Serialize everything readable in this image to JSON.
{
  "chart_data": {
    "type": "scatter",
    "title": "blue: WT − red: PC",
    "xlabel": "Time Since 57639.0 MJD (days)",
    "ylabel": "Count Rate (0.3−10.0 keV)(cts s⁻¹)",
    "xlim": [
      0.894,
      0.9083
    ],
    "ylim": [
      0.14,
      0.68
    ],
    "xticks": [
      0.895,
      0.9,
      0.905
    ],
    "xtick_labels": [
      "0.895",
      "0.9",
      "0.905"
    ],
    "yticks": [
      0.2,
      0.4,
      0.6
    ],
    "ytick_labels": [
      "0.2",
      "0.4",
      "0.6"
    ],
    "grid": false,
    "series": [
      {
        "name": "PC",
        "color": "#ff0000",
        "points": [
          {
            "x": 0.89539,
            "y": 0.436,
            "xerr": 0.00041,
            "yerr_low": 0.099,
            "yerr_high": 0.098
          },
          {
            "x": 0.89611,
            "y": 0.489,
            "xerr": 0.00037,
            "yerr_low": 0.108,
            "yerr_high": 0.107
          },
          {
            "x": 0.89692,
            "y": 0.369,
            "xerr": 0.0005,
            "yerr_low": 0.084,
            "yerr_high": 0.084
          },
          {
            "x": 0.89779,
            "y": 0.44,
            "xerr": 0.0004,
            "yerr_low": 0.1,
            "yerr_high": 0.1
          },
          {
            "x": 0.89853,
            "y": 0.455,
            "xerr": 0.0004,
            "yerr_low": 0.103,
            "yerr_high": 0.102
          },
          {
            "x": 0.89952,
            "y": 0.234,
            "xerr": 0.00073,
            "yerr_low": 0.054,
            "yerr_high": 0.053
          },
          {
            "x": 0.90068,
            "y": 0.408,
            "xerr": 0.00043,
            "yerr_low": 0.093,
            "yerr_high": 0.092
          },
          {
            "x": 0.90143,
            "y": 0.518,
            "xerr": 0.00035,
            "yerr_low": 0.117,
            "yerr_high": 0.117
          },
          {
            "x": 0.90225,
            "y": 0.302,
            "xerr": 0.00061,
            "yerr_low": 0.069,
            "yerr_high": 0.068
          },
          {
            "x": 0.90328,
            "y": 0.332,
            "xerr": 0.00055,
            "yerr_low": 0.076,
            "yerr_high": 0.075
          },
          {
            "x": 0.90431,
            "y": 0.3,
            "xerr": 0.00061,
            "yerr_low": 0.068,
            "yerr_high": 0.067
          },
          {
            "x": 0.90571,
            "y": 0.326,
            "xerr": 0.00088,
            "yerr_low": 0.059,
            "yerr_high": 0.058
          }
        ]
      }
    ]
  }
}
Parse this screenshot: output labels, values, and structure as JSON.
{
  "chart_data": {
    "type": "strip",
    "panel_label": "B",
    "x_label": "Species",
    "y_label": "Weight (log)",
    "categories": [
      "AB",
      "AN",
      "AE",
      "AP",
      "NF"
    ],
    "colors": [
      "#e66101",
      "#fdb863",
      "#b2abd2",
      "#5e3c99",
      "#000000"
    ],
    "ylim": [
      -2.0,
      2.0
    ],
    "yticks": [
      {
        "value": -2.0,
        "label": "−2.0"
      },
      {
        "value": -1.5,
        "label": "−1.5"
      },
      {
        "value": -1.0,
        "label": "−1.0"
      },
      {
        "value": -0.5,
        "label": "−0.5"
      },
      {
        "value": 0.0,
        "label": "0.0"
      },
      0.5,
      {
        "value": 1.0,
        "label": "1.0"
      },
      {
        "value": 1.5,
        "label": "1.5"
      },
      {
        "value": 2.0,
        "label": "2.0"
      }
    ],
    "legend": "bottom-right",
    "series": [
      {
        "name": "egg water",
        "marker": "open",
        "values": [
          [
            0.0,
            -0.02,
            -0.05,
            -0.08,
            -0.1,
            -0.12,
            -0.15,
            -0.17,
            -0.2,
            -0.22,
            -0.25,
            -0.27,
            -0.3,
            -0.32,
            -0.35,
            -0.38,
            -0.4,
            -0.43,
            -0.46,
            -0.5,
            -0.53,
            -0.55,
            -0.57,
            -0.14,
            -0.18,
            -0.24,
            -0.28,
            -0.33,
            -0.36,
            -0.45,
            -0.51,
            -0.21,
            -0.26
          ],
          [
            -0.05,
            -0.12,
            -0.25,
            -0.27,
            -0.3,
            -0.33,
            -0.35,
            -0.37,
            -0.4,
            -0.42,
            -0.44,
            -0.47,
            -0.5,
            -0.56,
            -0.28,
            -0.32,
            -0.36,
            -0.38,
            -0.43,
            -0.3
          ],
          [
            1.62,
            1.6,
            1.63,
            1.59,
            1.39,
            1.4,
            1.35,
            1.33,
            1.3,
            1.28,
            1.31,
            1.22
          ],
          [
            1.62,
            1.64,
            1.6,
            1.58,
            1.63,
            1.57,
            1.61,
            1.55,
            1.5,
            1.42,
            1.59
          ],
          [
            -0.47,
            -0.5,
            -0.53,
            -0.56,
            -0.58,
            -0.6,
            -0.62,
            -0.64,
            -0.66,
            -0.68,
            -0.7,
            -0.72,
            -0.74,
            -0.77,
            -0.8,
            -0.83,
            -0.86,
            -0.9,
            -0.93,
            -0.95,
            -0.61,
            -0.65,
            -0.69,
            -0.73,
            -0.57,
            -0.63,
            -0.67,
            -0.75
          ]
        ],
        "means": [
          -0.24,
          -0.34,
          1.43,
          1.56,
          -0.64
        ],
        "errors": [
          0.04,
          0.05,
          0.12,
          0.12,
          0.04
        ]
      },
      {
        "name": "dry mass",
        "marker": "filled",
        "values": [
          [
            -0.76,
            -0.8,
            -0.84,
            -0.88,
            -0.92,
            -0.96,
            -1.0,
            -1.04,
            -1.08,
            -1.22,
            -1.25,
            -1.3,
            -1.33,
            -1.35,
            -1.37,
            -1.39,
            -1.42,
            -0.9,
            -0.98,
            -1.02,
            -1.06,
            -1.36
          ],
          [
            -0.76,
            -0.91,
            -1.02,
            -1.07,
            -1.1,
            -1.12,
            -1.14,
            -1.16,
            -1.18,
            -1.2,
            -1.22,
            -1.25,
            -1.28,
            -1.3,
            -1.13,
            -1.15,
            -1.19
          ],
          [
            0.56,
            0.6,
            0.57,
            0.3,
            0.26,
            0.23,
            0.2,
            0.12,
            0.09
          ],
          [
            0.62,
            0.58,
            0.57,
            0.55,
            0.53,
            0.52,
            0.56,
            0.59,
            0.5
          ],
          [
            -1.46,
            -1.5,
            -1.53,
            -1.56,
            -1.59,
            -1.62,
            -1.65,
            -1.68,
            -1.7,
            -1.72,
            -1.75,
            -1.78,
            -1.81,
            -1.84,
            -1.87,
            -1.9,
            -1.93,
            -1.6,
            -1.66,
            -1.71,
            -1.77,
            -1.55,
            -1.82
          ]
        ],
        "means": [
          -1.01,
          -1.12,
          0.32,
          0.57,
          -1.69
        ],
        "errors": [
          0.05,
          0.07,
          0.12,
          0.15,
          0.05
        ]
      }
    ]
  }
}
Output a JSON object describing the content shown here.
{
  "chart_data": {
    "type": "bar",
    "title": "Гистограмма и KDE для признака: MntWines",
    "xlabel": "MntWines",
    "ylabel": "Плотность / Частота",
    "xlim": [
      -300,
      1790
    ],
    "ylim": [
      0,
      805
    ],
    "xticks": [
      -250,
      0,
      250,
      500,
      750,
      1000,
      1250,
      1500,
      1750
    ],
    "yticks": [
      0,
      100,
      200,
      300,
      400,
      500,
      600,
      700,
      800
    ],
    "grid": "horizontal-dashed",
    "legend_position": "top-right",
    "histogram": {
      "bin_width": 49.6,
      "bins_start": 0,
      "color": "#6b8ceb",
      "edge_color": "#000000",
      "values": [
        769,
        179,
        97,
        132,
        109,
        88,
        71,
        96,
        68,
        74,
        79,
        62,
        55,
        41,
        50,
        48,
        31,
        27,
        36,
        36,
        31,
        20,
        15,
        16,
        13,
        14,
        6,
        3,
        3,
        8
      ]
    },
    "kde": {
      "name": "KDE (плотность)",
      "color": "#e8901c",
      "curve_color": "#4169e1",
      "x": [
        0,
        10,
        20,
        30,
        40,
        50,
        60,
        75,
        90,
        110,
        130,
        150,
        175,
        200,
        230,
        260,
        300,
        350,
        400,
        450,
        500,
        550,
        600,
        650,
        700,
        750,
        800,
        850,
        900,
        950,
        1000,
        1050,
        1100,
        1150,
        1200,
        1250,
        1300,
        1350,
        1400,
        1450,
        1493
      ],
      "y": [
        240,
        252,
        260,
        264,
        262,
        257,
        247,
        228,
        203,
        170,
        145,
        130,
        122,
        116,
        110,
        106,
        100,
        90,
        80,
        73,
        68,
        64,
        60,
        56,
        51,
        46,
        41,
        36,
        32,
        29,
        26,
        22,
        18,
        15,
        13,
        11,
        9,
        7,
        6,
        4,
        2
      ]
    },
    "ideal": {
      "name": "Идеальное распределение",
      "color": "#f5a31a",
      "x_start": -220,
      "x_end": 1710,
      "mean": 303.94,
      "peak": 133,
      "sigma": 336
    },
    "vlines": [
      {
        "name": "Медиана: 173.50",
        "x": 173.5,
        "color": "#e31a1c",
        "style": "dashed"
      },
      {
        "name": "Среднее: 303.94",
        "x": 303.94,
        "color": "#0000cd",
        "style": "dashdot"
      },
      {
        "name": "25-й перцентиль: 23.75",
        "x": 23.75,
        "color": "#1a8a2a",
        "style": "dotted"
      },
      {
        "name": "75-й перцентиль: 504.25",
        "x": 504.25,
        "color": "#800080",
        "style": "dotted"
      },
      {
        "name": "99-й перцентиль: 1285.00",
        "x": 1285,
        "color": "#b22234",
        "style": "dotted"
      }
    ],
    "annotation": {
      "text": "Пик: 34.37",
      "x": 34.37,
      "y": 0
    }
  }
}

====================

EXERCISE GOAL: Review the material and copy each line in which the word "values" appears.

SOLUTION TO THE PROBLEM:
Parse this screenshot: output labels, values, and structure as JSON.
        "values": [
        "values": [
      "values": [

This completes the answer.